With reference now to FIG. 14, disposed in a pivotable relationship to the body 10 is a folding stock 30 which allows the gun to be braced against a user's body if desired. The stock 30 comprises a substantially U-shaped body section 32 which includes a plurality of cutouts 33 in order to allow the stock to be light yet strong since it is preferably made of a suitable metal. Additionally, the cutouts are advantageous since when the stock is secured to the gun body 10, it allows the gun to better radiate away heat generated during the firing process. The stock 30 is pivotably mounted on a pair of spaced parallel arms 34 by a swivel 36. The arms 34 are in turn pivotably mounted to the gun body at a swivel 38. The two swivels allow the stock 30 to be adjusted to fit the needs of the user. Securing the folding stock in a locked position against the gun body is a lock member 40 which is best illustrated in FIG. 9. Also provided at a forward end of the stock 30 are tabs 41 which fit in suitable indentations of the body 10 to secure the stock against movement when fastened to the gun body.

Data records >>
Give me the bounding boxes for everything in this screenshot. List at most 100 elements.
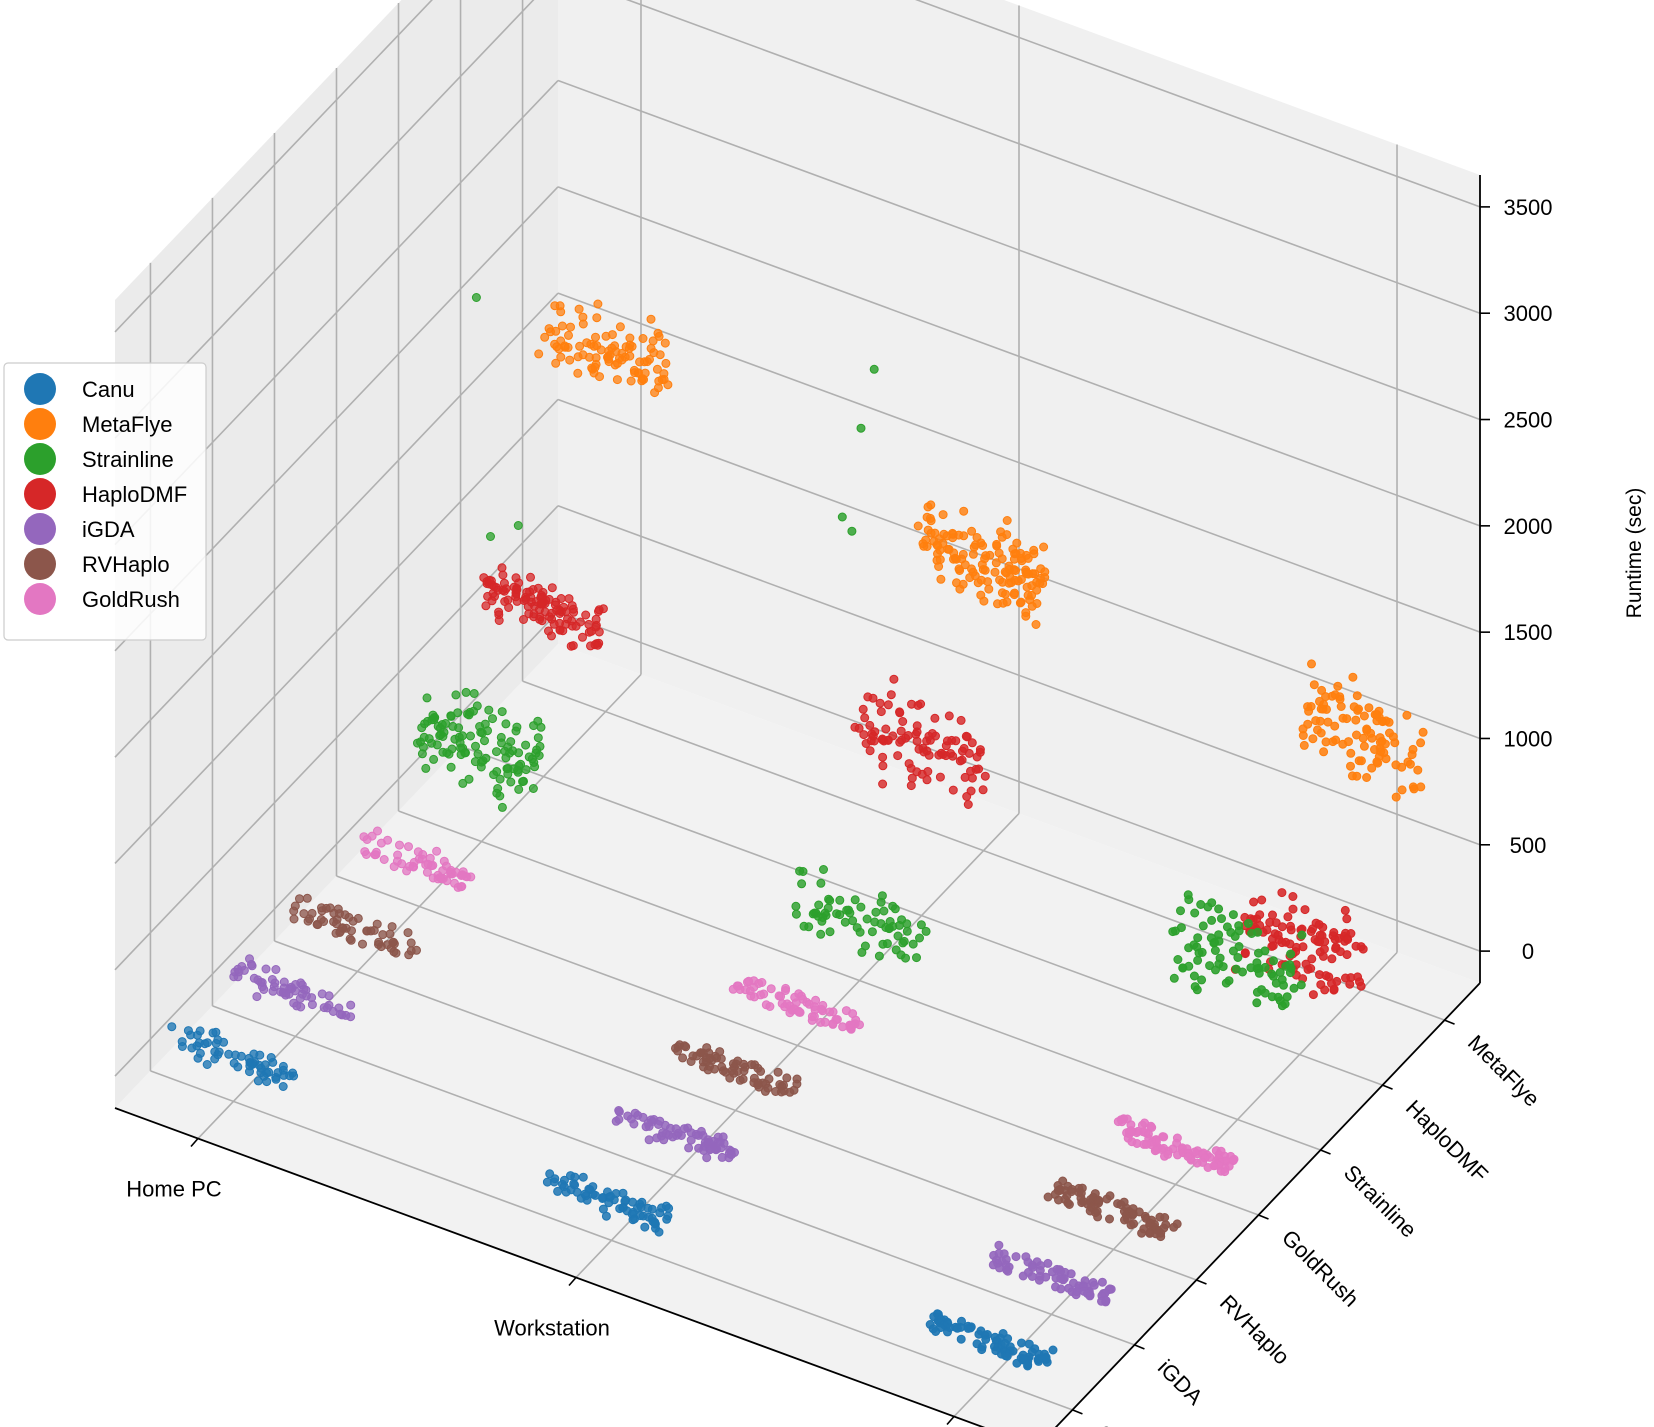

* * *

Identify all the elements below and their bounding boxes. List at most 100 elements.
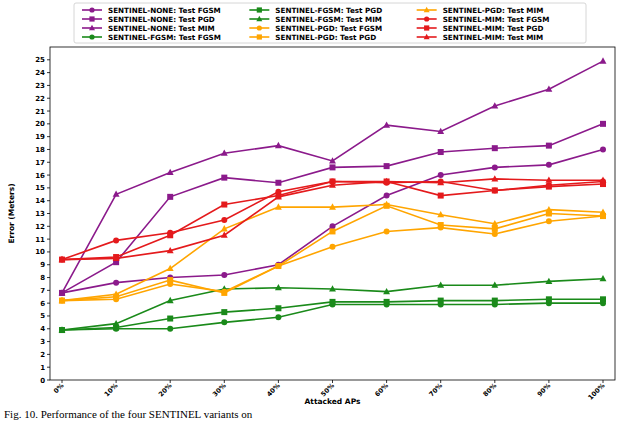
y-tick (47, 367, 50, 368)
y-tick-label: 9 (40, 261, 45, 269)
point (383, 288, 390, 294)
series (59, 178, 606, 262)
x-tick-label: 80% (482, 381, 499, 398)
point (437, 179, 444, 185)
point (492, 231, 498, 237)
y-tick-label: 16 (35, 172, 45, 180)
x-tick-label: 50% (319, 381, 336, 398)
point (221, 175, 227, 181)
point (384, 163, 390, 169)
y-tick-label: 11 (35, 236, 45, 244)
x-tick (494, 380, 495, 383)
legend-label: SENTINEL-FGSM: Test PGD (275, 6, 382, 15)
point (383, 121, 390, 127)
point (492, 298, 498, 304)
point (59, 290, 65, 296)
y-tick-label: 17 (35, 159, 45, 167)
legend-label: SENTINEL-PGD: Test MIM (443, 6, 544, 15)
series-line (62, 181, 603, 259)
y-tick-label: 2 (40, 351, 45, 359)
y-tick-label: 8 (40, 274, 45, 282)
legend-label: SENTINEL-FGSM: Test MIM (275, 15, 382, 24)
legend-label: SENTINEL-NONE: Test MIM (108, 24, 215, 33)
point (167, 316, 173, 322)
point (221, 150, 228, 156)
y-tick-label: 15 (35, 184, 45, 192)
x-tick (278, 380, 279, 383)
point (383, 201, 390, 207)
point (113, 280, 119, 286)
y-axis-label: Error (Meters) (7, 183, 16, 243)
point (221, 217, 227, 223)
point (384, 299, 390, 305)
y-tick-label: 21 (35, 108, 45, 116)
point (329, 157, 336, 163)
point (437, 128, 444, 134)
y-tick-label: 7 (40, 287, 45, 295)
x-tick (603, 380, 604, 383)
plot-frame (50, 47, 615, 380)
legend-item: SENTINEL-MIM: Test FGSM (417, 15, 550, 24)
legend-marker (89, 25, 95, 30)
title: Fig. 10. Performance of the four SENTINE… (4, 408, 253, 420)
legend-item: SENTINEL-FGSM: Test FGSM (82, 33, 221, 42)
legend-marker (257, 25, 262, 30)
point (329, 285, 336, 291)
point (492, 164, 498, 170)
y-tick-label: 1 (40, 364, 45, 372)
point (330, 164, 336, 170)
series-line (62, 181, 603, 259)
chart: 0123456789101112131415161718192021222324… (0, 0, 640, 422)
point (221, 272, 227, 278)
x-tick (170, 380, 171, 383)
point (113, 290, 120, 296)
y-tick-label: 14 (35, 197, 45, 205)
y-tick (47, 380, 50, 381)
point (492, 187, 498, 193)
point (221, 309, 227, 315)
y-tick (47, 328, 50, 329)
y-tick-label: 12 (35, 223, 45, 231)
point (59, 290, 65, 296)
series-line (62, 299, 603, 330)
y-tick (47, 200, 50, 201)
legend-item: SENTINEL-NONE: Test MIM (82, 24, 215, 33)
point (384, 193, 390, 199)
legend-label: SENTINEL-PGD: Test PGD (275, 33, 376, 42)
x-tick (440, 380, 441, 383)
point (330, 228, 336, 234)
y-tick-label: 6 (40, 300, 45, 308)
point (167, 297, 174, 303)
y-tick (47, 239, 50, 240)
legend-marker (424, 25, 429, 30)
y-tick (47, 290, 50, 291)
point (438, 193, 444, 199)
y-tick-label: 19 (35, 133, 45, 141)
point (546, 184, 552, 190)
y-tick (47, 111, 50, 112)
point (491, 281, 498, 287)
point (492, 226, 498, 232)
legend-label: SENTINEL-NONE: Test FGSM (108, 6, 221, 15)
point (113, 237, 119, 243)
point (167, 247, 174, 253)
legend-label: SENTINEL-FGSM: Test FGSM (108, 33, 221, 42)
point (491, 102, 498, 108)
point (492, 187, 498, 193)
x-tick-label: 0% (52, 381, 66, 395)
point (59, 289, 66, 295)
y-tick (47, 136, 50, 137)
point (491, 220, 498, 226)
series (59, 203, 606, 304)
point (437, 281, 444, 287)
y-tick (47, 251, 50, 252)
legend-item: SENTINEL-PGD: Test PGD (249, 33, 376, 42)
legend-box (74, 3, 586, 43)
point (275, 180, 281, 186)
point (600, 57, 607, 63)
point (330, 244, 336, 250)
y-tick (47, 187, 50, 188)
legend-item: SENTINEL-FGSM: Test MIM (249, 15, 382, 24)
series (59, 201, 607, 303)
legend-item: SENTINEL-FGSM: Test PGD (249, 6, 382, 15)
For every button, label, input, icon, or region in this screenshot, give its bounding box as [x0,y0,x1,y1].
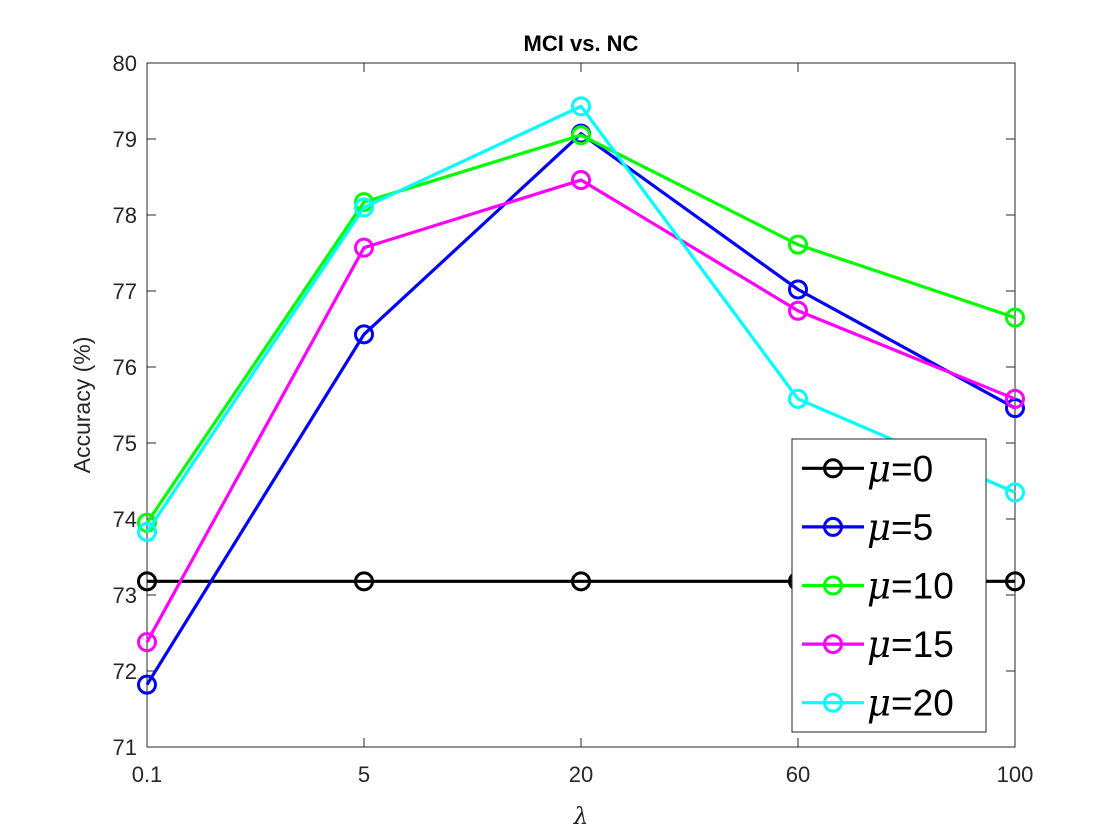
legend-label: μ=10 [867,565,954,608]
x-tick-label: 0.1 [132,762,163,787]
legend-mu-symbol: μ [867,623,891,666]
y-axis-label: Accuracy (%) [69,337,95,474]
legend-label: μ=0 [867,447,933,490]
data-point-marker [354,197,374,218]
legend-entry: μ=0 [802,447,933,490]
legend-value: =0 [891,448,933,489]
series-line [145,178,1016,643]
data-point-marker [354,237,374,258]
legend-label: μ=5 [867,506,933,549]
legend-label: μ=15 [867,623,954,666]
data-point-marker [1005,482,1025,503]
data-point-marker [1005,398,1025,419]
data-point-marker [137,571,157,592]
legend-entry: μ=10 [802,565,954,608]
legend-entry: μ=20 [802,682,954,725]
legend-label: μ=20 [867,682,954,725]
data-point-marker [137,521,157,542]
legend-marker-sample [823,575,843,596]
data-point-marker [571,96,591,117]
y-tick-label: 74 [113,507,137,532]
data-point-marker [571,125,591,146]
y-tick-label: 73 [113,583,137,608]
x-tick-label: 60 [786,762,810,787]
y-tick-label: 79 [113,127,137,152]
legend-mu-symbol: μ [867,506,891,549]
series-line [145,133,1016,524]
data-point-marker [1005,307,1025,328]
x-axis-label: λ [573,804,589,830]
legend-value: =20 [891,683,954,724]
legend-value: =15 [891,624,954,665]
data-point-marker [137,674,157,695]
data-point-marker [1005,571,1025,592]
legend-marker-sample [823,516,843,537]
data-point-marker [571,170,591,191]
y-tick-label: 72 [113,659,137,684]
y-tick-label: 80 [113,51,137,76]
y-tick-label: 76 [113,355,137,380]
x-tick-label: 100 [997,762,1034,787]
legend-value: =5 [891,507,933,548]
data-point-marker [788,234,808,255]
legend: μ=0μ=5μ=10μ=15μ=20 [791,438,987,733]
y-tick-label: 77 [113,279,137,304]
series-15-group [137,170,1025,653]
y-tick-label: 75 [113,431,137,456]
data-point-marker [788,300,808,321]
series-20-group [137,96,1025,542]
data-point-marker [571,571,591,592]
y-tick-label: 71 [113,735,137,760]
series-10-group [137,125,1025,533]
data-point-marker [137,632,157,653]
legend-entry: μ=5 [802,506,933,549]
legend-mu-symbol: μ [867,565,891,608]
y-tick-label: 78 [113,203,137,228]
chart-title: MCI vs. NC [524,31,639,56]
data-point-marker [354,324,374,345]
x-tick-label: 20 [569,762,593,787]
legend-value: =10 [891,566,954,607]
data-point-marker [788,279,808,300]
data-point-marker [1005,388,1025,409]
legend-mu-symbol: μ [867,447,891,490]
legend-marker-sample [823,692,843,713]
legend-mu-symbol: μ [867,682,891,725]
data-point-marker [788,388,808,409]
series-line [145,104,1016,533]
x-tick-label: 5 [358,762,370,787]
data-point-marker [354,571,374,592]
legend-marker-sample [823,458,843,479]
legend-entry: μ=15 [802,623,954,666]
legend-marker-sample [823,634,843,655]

What the task asks >>
Pick up the folding-stock description after its last sentence and carry it forward. The listing has no connection to the folding-stock description.

Result for this exercise >>
In order to secure the folding stock in the use position, a second locking mechanism 42 is provided at the rear of the body 10 as best seen in FIG. 15. The lock mechanism comprises a pair of locking levers 44 and 45 which are biased away from each other by a spring 46 and into engagement with the arms 34. When the levers 44, 45 and pushed towards each other, the arms 34 can be pivoted so that the stock can be again stowed away.
With reference now also to FIGS. 10 and 11, provided on the upper or first barrel 20 is a first or front sight 50 having a sight body 52 as well as an aperture 54 through which the user views the target. The front sight is adjustable in a direction normal to the longitudinal axis of the barrel 20 and can be secured in place by use of a suitable screw 56.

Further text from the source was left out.